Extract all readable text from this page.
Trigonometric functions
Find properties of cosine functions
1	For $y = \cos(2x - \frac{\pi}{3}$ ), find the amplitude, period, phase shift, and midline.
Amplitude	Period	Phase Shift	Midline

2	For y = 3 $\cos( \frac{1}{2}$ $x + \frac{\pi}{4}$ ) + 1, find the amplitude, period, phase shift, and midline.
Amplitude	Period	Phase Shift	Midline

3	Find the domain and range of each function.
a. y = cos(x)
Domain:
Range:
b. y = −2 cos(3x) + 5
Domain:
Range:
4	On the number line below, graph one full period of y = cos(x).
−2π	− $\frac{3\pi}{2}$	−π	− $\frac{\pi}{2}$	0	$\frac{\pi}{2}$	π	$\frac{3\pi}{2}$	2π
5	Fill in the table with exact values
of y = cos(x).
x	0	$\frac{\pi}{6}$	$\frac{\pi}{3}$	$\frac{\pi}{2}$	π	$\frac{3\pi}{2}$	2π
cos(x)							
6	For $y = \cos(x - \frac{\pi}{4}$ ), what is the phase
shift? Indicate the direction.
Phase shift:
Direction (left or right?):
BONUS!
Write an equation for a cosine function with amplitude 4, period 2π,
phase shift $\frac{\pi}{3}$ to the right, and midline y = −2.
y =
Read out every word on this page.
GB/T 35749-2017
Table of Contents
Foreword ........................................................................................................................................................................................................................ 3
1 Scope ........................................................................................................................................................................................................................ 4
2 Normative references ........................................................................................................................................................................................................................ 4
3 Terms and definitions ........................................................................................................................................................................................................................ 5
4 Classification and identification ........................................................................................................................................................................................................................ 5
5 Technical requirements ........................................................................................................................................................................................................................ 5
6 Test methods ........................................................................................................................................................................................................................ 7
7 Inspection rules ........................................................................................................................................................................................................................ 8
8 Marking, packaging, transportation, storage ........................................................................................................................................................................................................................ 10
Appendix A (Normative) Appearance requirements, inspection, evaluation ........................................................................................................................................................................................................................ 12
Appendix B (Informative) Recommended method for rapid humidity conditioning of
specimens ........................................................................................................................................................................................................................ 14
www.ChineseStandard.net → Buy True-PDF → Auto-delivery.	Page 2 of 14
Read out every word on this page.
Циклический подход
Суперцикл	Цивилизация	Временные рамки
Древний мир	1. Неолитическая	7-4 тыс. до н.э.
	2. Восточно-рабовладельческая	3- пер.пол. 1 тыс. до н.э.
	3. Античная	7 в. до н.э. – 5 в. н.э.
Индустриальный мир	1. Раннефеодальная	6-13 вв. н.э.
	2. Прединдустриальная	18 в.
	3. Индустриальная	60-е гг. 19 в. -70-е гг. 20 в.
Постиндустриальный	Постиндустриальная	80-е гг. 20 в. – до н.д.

Exercise instructions: In the entries above, find every line holding the word "functions" and copy it out.

Expected output:
Trigonometric functions
Find properties of cosine functions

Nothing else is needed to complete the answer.